### What to work on
Emit only the lines from the line containing "What text is on this page?" through the last line of the entries, unchanged.

### Rows

········

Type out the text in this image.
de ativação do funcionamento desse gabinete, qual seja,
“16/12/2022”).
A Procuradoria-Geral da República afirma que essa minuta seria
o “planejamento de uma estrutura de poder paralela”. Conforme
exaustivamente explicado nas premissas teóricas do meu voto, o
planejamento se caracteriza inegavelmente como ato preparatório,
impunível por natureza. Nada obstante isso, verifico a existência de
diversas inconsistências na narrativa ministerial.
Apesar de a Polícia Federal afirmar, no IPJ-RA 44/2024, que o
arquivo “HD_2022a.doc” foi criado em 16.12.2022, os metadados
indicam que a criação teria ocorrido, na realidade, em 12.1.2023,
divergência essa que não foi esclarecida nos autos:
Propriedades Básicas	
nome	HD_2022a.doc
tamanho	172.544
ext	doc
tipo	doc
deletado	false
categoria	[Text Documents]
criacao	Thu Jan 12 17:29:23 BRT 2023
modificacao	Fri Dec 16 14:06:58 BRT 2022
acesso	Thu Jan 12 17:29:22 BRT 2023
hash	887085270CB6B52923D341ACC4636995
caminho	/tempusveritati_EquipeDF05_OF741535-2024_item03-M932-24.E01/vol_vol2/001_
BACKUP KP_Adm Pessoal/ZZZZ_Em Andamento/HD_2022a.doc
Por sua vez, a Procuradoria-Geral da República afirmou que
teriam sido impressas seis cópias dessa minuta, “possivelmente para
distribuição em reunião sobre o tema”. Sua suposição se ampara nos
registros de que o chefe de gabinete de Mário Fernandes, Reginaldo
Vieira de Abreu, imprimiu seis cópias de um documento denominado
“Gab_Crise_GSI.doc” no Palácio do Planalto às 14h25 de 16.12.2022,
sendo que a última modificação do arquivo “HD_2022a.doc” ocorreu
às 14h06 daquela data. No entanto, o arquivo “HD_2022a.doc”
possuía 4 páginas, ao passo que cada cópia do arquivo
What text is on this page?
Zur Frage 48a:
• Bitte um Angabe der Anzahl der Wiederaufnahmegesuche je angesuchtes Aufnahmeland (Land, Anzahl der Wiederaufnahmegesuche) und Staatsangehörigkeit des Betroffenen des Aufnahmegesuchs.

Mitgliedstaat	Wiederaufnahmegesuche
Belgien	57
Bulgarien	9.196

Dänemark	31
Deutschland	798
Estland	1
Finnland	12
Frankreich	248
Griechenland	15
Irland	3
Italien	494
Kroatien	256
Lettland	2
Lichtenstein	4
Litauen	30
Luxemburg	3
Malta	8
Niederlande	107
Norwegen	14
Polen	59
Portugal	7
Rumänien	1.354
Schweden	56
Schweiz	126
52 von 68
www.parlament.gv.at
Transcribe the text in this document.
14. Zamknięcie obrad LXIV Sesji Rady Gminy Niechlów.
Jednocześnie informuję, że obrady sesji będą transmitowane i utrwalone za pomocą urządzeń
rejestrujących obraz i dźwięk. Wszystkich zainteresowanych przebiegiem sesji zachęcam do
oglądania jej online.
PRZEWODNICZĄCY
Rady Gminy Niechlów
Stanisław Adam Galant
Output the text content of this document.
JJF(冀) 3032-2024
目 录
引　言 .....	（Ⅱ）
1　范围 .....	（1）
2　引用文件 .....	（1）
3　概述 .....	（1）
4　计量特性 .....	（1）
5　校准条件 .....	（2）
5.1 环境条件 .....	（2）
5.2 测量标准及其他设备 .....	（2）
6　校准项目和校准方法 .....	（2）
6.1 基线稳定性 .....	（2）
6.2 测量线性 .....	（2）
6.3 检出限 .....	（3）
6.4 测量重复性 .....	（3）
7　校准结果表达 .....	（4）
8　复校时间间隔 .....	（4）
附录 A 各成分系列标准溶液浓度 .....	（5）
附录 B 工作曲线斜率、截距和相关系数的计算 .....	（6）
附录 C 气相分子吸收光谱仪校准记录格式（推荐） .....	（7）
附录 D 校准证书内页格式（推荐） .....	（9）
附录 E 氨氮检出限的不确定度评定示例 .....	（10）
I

········

### The completed task
What text is on this page?
Zur Frage 48a:
• Bitte um Angabe der Anzahl der Wiederaufnahmegesuche je angesuchtes Aufnahmeland (Land, Anzahl der Wiederaufnahmegesuche) und Staatsangehörigkeit des Betroffenen des Aufnahmegesuchs.

Mitgliedstaat	Wiederaufnahmegesuche
Belgien	57
Bulgarien	9.196

Dänemark	31
Deutschland	798
Estland	1
Finnland	12
Frankreich	248
Griechenland	15
Irland	3
Italien	494
Kroatien	256
Lettland	2
Lichtenstein	4
Litauen	30
Luxemburg	3
Malta	8
Niederlande	107
Norwegen	14
Polen	59
Portugal	7
Rumänien	1.354
Schweden	56
Schweiz	126
52 von 68
www.parlament.gv.at
Transcribe the text in this document.
14. Zamknięcie obrad LXIV Sesji Rady Gminy Niechlów.
Jednocześnie informuję, że obrady sesji będą transmitowane i utrwalone za pomocą urządzeń
rejestrujących obraz i dźwięk. Wszystkich zainteresowanych przebiegiem sesji zachęcam do
oglądania jej online.
PRZEWODNICZĄCY
Rady Gminy Niechlów
Stanisław Adam Galant
Output the text content of this document.
JJF(冀) 3032-2024
目 录
引　言 .....	（Ⅱ）
1　范围 .....	（1）
2　引用文件 .....	（1）
3　概述 .....	（1）
4　计量特性 .....	（1）
5　校准条件 .....	（2）
5.1 环境条件 .....	（2）
5.2 测量标准及其他设备 .....	（2）
6　校准项目和校准方法 .....	（2）
6.1 基线稳定性 .....	（2）
6.2 测量线性 .....	（2）
6.3 检出限 .....	（3）
6.4 测量重复性 .....	（3）
7　校准结果表达 .....	（4）
8　复校时间间隔 .....	（4）
附录 A 各成分系列标准溶液浓度 .....	（5）
附录 B 工作曲线斜率、截距和相关系数的计算 .....	（6）
附录 C 气相分子吸收光谱仪校准记录格式（推荐） .....	（7）
附录 D 校准证书内页格式（推荐） .....	（9）
附录 E 氨氮检出限的不确定度评定示例 .....	（10）
I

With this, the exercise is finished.